_Given data:_
··········
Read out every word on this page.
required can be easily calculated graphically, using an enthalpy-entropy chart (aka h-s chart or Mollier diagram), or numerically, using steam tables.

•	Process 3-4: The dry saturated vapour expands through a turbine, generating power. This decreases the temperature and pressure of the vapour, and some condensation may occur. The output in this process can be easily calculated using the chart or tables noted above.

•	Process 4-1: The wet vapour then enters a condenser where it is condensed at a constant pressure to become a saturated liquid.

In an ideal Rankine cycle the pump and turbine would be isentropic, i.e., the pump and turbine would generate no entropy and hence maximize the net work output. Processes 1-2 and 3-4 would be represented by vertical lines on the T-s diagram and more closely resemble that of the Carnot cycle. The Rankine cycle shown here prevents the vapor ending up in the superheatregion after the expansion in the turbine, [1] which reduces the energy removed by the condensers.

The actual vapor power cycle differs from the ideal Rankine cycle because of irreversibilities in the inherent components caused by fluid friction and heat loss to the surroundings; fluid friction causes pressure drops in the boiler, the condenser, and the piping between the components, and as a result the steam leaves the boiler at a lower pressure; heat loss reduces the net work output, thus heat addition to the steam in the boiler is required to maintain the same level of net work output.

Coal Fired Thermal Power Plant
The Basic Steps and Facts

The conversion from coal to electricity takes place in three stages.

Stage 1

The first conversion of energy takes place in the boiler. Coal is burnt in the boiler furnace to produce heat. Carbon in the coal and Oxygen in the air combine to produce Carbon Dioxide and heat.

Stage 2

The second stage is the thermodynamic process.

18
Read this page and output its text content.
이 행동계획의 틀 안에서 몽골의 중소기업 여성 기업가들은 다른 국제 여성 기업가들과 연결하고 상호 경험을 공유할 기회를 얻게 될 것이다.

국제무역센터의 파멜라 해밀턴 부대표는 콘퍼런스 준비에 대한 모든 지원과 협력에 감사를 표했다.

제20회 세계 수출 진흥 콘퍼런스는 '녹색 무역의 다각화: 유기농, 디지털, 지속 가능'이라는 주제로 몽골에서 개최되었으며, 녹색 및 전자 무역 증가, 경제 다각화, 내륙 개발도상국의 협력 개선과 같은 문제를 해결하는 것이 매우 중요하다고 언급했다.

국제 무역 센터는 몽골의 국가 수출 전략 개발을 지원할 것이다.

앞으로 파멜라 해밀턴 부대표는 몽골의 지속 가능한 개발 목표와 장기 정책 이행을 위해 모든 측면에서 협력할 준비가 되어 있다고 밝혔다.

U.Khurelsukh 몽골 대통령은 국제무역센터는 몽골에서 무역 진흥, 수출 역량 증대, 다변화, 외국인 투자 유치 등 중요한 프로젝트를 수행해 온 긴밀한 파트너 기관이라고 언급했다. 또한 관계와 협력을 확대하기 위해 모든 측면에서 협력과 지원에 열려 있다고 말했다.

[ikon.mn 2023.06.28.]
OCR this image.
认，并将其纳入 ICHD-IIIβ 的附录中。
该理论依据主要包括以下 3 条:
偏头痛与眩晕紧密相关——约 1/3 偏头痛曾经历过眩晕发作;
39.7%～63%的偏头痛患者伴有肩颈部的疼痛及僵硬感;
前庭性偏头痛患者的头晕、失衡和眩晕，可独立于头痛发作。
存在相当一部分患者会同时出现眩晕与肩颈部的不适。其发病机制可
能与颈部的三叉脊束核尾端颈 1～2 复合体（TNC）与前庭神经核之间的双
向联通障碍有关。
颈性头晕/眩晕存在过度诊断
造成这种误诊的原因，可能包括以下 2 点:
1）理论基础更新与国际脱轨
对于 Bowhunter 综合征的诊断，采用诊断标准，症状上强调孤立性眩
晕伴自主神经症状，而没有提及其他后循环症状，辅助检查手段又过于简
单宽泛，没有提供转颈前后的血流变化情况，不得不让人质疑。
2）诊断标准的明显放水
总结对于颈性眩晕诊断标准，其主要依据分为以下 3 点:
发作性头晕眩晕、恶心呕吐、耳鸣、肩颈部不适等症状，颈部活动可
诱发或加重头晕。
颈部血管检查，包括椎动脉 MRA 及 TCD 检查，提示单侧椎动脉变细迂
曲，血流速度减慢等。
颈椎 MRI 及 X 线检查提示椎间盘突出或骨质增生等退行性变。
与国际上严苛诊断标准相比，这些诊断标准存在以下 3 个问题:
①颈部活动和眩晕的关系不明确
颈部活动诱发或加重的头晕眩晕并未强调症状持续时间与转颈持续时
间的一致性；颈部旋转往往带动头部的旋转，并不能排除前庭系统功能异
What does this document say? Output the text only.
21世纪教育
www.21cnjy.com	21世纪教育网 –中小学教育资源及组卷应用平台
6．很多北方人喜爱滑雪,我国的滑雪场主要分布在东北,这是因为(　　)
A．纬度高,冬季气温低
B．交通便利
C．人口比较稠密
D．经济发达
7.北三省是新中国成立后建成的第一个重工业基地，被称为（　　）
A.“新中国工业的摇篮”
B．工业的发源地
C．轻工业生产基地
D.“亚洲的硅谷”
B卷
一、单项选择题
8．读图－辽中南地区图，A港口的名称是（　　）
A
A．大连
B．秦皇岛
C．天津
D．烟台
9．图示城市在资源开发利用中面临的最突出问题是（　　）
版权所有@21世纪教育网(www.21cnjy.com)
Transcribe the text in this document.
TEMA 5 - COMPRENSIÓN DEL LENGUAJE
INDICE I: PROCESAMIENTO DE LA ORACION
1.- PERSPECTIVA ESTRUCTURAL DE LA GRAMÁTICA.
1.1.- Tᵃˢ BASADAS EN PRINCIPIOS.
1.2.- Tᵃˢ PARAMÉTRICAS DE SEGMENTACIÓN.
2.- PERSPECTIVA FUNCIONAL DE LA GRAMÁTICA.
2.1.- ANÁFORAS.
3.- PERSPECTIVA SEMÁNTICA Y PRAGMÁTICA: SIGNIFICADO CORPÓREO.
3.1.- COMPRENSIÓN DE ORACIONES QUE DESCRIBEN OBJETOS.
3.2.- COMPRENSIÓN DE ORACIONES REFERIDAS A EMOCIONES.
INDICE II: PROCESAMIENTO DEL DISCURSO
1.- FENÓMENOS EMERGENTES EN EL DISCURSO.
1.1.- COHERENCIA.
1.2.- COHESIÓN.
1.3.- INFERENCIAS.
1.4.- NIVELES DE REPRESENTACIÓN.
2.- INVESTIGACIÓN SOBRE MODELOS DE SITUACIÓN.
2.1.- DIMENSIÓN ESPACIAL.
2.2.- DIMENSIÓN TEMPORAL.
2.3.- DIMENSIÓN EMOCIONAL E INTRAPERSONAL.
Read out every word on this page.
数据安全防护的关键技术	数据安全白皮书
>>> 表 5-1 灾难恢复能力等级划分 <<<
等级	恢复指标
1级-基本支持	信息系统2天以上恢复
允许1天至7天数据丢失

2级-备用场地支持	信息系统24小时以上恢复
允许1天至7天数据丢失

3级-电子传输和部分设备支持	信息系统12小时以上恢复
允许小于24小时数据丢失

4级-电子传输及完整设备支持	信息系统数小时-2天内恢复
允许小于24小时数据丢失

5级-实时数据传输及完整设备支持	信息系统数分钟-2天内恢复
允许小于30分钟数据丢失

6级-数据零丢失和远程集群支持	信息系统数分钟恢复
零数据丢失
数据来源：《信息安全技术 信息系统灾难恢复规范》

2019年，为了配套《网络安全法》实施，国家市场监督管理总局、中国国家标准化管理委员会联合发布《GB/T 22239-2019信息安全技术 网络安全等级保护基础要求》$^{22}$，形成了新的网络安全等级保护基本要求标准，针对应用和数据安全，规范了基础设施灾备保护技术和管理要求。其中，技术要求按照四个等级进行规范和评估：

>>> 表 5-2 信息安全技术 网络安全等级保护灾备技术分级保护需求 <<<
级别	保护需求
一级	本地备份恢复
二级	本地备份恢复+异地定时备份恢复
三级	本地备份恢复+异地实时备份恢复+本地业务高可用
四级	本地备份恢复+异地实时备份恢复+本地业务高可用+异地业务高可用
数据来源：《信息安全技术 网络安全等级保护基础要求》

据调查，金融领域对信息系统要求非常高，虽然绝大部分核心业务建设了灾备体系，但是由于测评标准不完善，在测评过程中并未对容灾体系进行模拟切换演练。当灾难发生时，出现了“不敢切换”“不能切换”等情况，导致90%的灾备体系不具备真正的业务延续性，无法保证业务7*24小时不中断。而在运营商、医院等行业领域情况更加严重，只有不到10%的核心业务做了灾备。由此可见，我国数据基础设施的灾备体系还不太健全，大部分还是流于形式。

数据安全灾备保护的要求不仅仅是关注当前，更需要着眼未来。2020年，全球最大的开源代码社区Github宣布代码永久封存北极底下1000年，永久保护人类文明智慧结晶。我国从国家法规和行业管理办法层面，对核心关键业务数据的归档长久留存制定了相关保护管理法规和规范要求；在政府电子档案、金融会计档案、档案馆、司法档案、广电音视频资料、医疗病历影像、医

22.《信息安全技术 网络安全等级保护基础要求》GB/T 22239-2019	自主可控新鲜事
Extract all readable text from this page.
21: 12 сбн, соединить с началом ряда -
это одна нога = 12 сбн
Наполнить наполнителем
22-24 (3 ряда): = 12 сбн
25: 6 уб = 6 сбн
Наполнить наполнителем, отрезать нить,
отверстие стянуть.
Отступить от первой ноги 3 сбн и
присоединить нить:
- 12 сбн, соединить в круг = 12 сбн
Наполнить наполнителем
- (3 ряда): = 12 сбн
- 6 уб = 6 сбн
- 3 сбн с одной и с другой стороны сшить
··········
_Given task:_
Tell how many lines of the data include the word "tables", and nothing else.

_Full answer:_
2